[Dataset items]
=-=-=-=-=

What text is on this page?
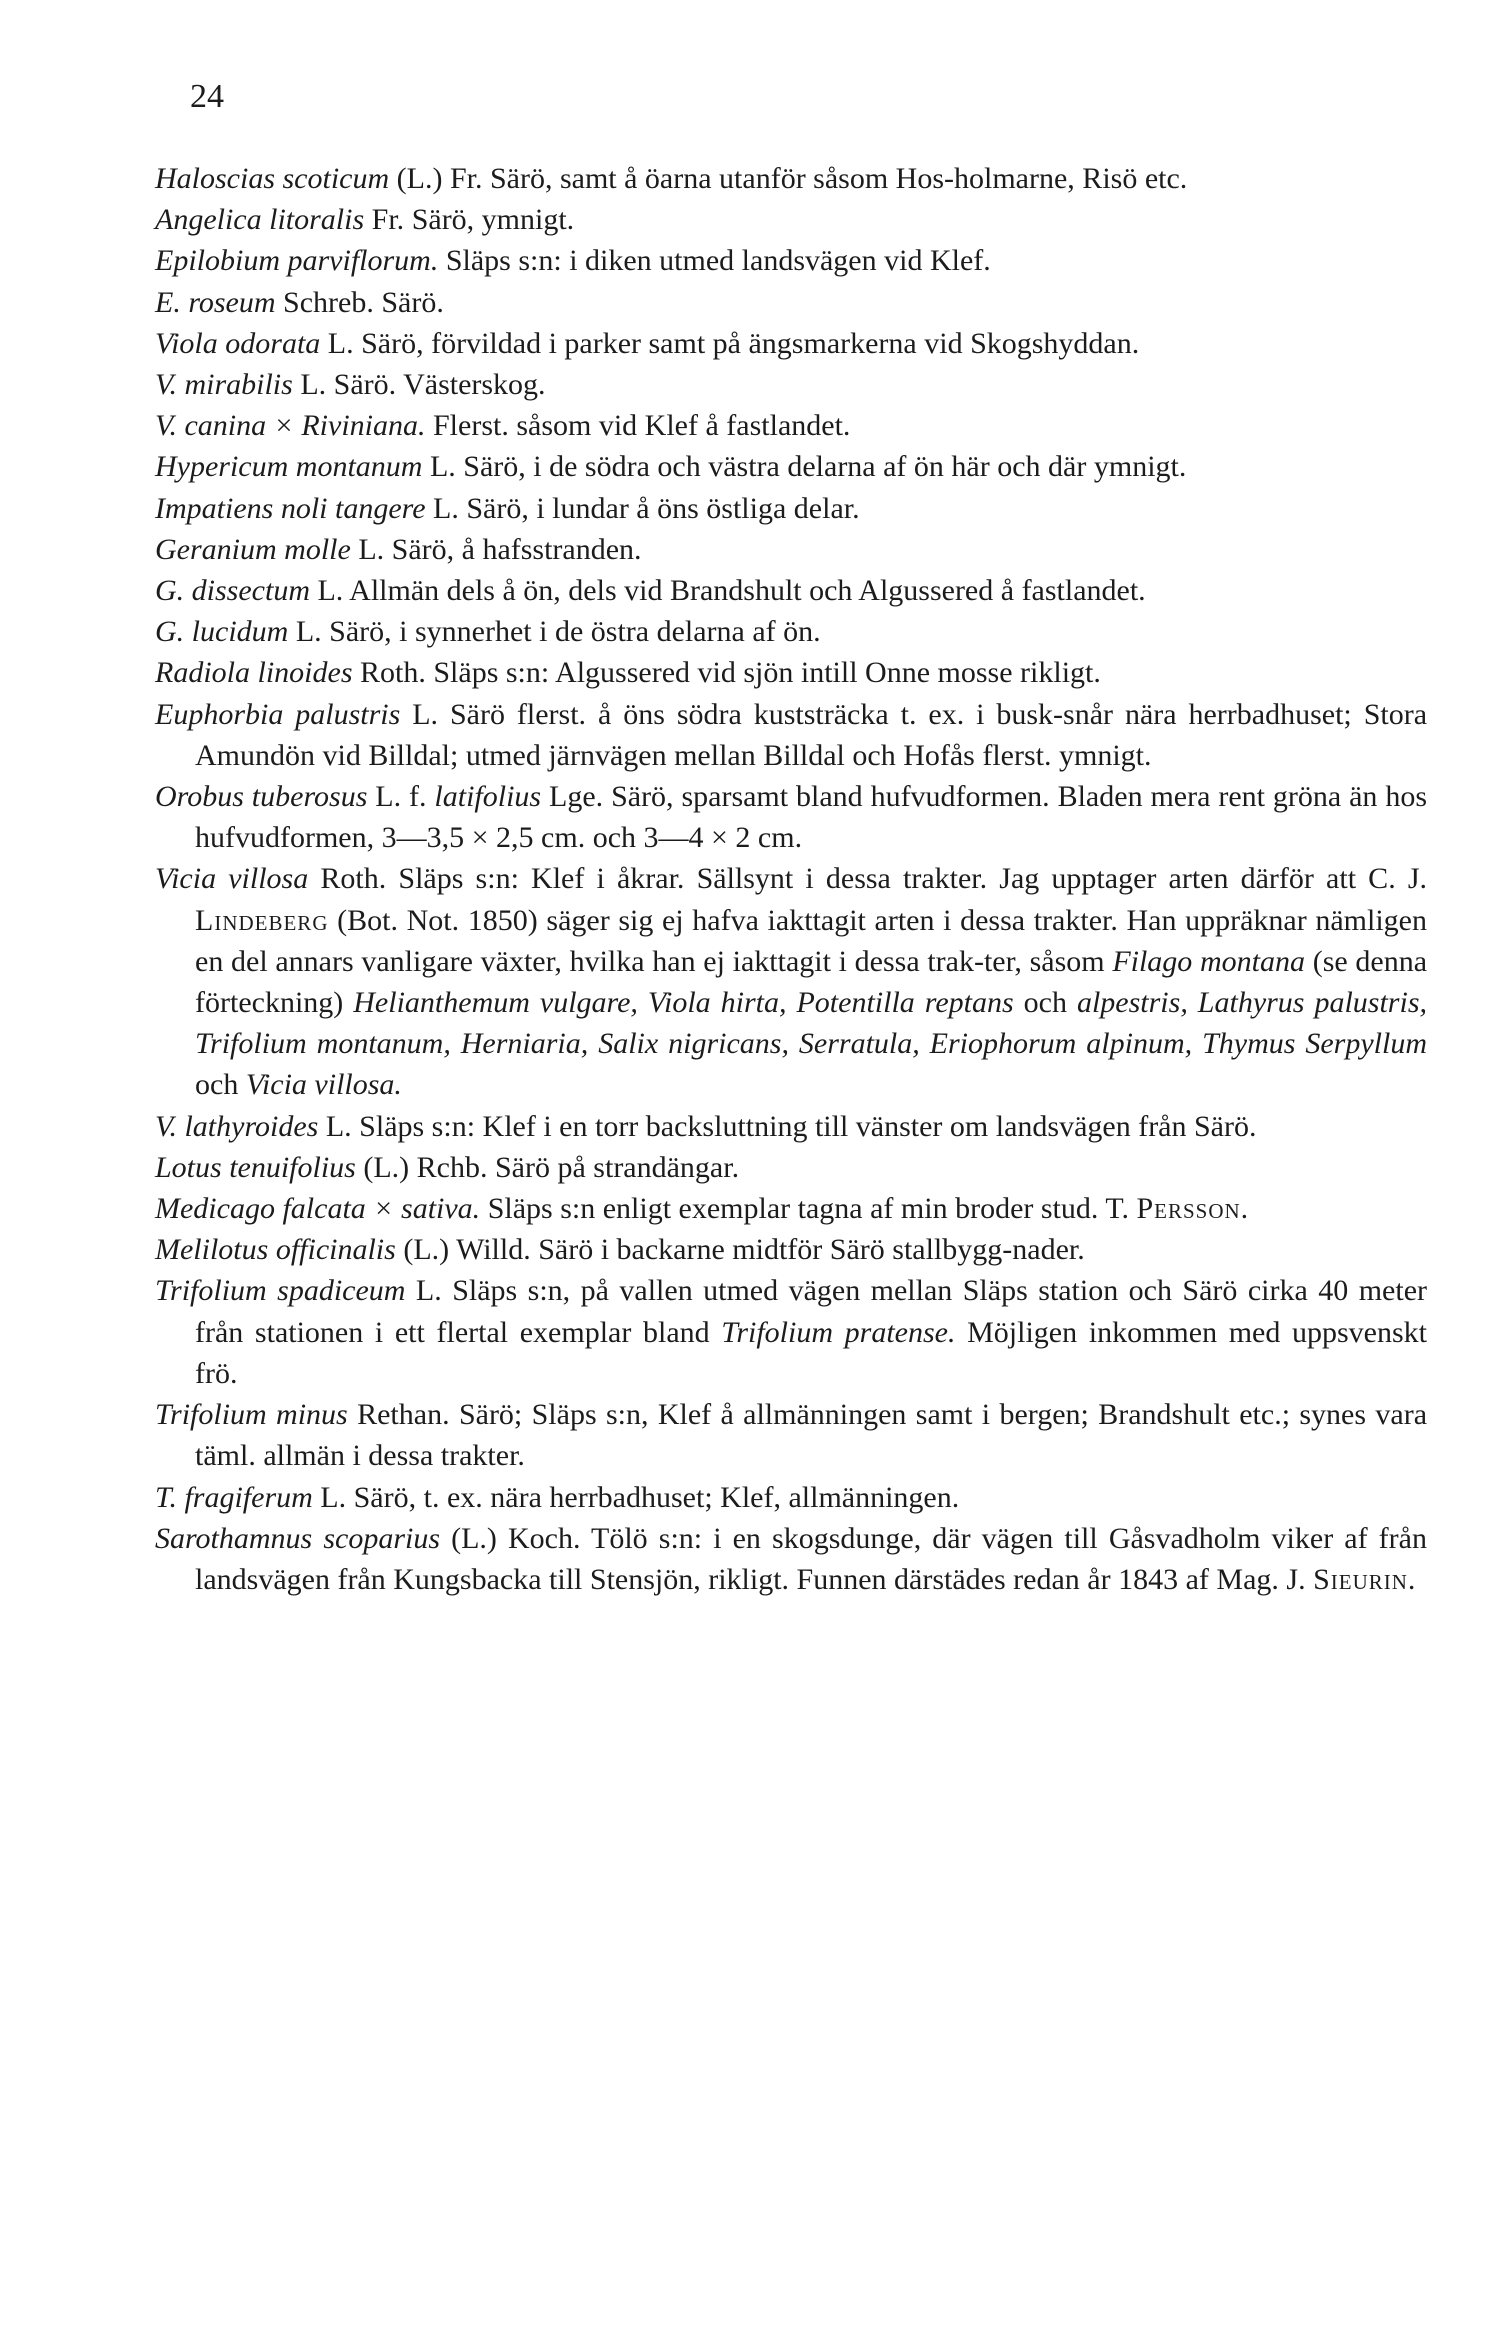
24

Haloscias scoticum (L.) Fr. Särö, samt å öarna utanför såsom Hos-holmarne, Risö etc.

Angelica litoralis Fr. Särö, ymnigt.

Epilobium parviflorum. Släps s:n: i diken utmed landsvägen vid Klef.

E. roseum Schreb. Särö.

Viola odorata L. Särö, förvildad i parker samt på ängsmarkerna vid Skogshyddan.

V. mirabilis L. Särö. Västerskog.

V. canina × Riviniana. Flerst. såsom vid Klef å fastlandet.

Hypericum montanum L. Särö, i de södra och västra delarna af ön här och där ymnigt.

Impatiens noli tangere L. Särö, i lundar å öns östliga delar.

Geranium molle L. Särö, å hafsstranden.

G. dissectum L. Allmän dels å ön, dels vid Brandshult och Algussered å fastlandet.

G. lucidum L. Särö, i synnerhet i de östra delarna af ön.

Radiola linoides Roth. Släps s:n: Algussered vid sjön intill Onne mosse rikligt.

Euphorbia palustris L. Särö flerst. å öns södra kuststräcka t. ex. i busk-snår nära herrbadhuset; Stora Amundön vid Billdal; utmed järnvägen mellan Billdal och Hofås flerst. ymnigt.

Orobus tuberosus L. f. latifolius Lge. Särö, sparsamt bland hufvudformen. Bladen mera rent gröna än hos hufvudformen, 3—3,5 × 2,5 cm. och 3—4 × 2 cm.

Vicia villosa Roth. Släps s:n: Klef i åkrar. Sällsynt i dessa trakter. Jag upptager arten därför att C. J. Lindeberg (Bot. Not. 1850) säger sig ej hafva iakttagit arten i dessa trakter. Han uppräknar nämligen en del annars vanligare växter, hvilka han ej iakttagit i dessa trak-ter, såsom Filago montana (se denna förteckning) Helianthemum vulgare, Viola hirta, Potentilla reptans och alpestris, Lathyrus palustris, Trifolium montanum, Herniaria, Salix nigricans, Serratula, Eriophorum alpinum, Thymus Serpyllum och Vicia villosa.

V. lathyroides L. Släps s:n: Klef i en torr backsluttning till vänster om landsvägen från Särö.

Lotus tenuifolius (L.) Rchb. Särö på strandängar.

Medicago falcata × sativa. Släps s:n enligt exemplar tagna af min broder stud. T. Persson.

Melilotus officinalis (L.) Willd. Särö i backarne midtför Särö stallbygg-nader.

Trifolium spadiceum L. Släps s:n, på vallen utmed vägen mellan Släps station och Särö cirka 40 meter från stationen i ett flertal exemplar bland Trifolium pratense. Möjligen inkommen med uppsvenskt frö.

Trifolium minus Rethan. Särö; Släps s:n, Klef å allmänningen samt i bergen; Brandshult etc.; synes vara täml. allmän i dessa trakter.

T. fragiferum L. Särö, t. ex. nära herrbadhuset; Klef, allmänningen.

Sarothamnus scoparius (L.) Koch. Tölö s:n: i en skogsdunge, där vägen till Gåsvadholm viker af från landsvägen från Kungsbacka till Stensjön, rikligt. Funnen därstädes redan år 1843 af Mag. J. Sieurin.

=-=-=-=-=

- _Exercise_: Where does the word "landsvägen" appear in the listing? List each line that holds it.

- _Response to this task_:
Epilobium parviflorum. Släps s:n: i diken utmed landsvägen vid Klef.
V. lathyroides L. Släps s:n: Klef i en torr backsluttning till vänster om landsvägen från Särö.
Sarothamnus scoparius (L.) Koch. Tölö s:n: i en skogsdunge, där vägen till Gåsvadholm viker af från landsvägen från Kungsbacka till Stensjön, rikligt. Funnen därstädes redan år 1843 af Mag. J. Sieurin.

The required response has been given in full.